### TASK
The records that follow need to be output exactly as they are.

_ _ _ _ _

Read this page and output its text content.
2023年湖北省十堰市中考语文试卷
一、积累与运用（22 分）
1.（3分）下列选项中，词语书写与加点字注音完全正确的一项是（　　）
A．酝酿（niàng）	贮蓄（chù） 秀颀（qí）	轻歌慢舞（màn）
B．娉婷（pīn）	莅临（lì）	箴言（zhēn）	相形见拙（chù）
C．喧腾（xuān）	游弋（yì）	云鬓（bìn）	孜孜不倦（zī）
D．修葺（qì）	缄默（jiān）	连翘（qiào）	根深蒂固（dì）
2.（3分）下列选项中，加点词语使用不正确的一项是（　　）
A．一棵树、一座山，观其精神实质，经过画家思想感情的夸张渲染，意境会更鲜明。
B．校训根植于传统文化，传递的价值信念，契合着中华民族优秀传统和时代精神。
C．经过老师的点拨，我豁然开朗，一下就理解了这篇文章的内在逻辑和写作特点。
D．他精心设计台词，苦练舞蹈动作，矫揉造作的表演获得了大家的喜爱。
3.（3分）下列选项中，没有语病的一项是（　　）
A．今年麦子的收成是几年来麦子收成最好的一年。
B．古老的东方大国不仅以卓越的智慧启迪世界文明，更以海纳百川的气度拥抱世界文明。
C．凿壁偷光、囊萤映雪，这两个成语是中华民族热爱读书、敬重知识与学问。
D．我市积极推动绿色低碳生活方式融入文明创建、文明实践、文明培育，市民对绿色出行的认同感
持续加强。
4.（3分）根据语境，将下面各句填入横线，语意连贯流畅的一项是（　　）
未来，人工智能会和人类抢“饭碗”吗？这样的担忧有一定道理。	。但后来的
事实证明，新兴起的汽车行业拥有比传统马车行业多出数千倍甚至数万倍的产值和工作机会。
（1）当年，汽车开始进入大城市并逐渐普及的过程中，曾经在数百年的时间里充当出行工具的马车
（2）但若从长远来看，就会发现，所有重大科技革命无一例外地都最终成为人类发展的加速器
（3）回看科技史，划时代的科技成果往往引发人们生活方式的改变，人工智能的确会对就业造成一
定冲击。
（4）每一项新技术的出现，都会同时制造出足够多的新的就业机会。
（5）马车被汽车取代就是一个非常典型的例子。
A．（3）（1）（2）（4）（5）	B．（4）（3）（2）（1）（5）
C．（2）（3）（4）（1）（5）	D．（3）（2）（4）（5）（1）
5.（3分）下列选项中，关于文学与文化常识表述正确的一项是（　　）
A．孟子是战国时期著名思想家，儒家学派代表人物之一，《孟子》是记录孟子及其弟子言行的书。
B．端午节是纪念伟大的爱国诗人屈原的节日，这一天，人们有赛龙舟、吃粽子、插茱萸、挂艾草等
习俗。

_ _ _ _ _

### ANSWER TO THE PROBLEM
Read this page and output its text content.
2023年湖北省十堰市中考语文试卷
一、积累与运用（22 分）
1.（3分）下列选项中，词语书写与加点字注音完全正确的一项是（　　）
A．酝酿（niàng）	贮蓄（chù） 秀颀（qí）	轻歌慢舞（màn）
B．娉婷（pīn）	莅临（lì）	箴言（zhēn）	相形见拙（chù）
C．喧腾（xuān）	游弋（yì）	云鬓（bìn）	孜孜不倦（zī）
D．修葺（qì）	缄默（jiān）	连翘（qiào）	根深蒂固（dì）
2.（3分）下列选项中，加点词语使用不正确的一项是（　　）
A．一棵树、一座山，观其精神实质，经过画家思想感情的夸张渲染，意境会更鲜明。
B．校训根植于传统文化，传递的价值信念，契合着中华民族优秀传统和时代精神。
C．经过老师的点拨，我豁然开朗，一下就理解了这篇文章的内在逻辑和写作特点。
D．他精心设计台词，苦练舞蹈动作，矫揉造作的表演获得了大家的喜爱。
3.（3分）下列选项中，没有语病的一项是（　　）
A．今年麦子的收成是几年来麦子收成最好的一年。
B．古老的东方大国不仅以卓越的智慧启迪世界文明，更以海纳百川的气度拥抱世界文明。
C．凿壁偷光、囊萤映雪，这两个成语是中华民族热爱读书、敬重知识与学问。
D．我市积极推动绿色低碳生活方式融入文明创建、文明实践、文明培育，市民对绿色出行的认同感
持续加强。
4.（3分）根据语境，将下面各句填入横线，语意连贯流畅的一项是（　　）
未来，人工智能会和人类抢“饭碗”吗？这样的担忧有一定道理。	。但后来的
事实证明，新兴起的汽车行业拥有比传统马车行业多出数千倍甚至数万倍的产值和工作机会。
（1）当年，汽车开始进入大城市并逐渐普及的过程中，曾经在数百年的时间里充当出行工具的马车
（2）但若从长远来看，就会发现，所有重大科技革命无一例外地都最终成为人类发展的加速器
（3）回看科技史，划时代的科技成果往往引发人们生活方式的改变，人工智能的确会对就业造成一
定冲击。
（4）每一项新技术的出现，都会同时制造出足够多的新的就业机会。
（5）马车被汽车取代就是一个非常典型的例子。
A．（3）（1）（2）（4）（5）	B．（4）（3）（2）（1）（5）
C．（2）（3）（4）（1）（5）	D．（3）（2）（4）（5）（1）
5.（3分）下列选项中，关于文学与文化常识表述正确的一项是（　　）
A．孟子是战国时期著名思想家，儒家学派代表人物之一，《孟子》是记录孟子及其弟子言行的书。
B．端午节是纪念伟大的爱国诗人屈原的节日，这一天，人们有赛龙舟、吃粽子、插茱萸、挂艾草等
习俗。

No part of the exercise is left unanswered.